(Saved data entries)
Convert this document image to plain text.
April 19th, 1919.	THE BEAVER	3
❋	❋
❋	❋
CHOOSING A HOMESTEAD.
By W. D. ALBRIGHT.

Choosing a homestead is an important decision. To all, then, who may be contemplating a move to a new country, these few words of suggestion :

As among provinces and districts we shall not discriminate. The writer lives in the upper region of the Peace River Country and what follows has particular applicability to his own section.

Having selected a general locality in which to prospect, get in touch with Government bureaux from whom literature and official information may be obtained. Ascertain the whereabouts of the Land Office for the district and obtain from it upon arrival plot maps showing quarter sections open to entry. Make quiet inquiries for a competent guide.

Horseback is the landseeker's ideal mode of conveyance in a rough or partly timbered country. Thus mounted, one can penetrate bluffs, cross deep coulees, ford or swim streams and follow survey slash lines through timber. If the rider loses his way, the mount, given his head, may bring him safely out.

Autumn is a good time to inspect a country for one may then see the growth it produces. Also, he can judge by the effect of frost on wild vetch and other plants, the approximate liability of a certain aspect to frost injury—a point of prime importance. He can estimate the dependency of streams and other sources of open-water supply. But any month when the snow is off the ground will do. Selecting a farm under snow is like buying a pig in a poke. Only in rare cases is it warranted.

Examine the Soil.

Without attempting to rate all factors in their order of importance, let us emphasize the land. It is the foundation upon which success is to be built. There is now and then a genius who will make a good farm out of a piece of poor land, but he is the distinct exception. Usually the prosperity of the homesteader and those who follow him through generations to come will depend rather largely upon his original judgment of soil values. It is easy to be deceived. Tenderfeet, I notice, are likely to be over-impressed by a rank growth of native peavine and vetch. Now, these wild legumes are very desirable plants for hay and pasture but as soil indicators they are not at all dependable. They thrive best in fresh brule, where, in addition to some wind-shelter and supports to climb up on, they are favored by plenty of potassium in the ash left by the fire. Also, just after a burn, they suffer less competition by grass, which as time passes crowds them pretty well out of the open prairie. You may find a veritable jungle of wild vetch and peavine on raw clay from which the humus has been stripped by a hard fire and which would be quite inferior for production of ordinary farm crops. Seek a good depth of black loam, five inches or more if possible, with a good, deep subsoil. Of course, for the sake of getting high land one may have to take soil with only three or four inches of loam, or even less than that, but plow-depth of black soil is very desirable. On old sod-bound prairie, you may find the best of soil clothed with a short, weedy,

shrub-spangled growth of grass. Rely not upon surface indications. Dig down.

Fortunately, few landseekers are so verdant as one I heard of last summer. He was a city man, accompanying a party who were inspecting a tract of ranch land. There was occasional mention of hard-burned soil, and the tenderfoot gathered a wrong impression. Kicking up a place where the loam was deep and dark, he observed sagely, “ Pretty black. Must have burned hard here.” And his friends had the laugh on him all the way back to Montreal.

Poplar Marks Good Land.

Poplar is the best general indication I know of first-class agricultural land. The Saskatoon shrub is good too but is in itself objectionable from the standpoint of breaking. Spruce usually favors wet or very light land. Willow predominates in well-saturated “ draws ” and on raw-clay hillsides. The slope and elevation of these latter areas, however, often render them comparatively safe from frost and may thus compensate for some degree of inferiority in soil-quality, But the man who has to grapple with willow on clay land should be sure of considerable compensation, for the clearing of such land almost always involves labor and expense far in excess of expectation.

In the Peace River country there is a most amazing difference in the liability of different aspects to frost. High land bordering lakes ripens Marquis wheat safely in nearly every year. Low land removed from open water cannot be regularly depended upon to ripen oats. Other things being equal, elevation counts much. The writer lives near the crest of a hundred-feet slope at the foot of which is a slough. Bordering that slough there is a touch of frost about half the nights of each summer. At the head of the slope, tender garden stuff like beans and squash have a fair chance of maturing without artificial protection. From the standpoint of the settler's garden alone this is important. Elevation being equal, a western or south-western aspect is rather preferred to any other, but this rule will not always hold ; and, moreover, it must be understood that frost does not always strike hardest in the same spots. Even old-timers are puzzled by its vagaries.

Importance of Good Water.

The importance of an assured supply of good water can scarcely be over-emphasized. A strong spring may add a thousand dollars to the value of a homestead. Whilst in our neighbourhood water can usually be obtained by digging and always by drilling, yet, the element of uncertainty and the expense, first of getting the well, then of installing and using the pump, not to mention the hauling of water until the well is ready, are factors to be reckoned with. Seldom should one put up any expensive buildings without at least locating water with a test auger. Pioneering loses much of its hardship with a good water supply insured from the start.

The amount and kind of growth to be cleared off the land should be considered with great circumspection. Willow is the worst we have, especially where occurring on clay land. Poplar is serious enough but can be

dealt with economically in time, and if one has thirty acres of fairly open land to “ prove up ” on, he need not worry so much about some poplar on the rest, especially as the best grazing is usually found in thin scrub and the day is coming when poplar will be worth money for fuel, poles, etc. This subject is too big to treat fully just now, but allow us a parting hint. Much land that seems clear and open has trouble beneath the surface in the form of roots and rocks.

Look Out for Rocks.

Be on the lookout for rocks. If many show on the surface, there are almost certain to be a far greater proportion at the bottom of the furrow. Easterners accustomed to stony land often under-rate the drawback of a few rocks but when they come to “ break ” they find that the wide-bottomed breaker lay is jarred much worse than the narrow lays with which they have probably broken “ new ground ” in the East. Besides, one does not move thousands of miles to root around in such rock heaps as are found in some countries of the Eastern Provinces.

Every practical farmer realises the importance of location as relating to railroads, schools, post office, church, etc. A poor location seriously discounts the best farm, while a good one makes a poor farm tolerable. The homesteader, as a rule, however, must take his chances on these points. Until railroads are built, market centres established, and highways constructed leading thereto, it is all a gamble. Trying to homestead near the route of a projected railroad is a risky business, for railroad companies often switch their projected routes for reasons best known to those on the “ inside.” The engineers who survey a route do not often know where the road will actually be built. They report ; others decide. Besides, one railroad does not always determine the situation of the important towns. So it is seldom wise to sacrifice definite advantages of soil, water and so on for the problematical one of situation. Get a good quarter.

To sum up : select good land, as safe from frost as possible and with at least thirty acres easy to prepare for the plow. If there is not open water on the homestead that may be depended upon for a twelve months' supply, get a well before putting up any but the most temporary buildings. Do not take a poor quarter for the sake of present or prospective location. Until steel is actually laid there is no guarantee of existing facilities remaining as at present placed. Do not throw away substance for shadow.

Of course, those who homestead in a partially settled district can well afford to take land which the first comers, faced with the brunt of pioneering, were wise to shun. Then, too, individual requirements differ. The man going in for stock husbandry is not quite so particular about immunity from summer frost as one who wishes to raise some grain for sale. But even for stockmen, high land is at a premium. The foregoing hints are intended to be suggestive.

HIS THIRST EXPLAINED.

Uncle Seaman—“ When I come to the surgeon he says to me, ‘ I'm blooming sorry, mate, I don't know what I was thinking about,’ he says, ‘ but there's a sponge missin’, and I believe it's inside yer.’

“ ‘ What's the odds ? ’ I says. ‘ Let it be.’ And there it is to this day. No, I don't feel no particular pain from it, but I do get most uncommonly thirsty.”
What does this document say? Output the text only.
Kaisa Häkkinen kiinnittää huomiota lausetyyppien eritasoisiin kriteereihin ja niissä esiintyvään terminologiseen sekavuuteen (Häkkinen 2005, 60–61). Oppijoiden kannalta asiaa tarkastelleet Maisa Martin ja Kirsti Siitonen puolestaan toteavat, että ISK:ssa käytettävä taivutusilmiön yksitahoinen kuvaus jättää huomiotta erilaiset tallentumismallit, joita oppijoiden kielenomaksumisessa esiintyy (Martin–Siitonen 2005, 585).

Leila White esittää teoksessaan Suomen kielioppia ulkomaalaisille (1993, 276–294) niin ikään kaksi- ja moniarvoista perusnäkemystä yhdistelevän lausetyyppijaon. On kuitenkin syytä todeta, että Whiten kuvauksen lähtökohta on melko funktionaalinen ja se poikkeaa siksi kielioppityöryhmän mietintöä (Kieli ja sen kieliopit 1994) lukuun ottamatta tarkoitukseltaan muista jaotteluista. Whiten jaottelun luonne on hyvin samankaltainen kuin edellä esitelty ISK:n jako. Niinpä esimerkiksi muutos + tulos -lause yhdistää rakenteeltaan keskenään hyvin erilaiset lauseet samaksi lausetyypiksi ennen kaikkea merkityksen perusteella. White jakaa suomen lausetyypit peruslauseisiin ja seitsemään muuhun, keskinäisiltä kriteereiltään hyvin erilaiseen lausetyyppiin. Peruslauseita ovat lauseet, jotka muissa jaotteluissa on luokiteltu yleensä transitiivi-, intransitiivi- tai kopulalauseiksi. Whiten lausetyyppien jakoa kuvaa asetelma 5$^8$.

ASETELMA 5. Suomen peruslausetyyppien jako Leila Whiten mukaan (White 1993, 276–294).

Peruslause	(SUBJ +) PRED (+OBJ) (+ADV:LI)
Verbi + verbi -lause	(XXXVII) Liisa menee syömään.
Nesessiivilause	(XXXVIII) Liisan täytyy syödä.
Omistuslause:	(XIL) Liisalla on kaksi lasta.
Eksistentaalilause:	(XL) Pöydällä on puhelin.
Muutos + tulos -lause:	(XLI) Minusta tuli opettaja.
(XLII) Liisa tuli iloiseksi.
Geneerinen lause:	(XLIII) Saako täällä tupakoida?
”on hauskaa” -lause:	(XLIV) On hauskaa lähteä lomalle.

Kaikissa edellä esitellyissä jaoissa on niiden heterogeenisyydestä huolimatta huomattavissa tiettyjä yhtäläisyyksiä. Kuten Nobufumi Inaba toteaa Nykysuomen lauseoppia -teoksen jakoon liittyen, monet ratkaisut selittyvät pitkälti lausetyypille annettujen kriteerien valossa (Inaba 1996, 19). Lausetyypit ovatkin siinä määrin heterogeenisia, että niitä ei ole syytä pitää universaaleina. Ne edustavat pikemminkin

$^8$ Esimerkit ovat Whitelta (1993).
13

# [Objective]
Above are some records. Count the lines among them with the word "text", and answer with the number only.

# [Task result]
2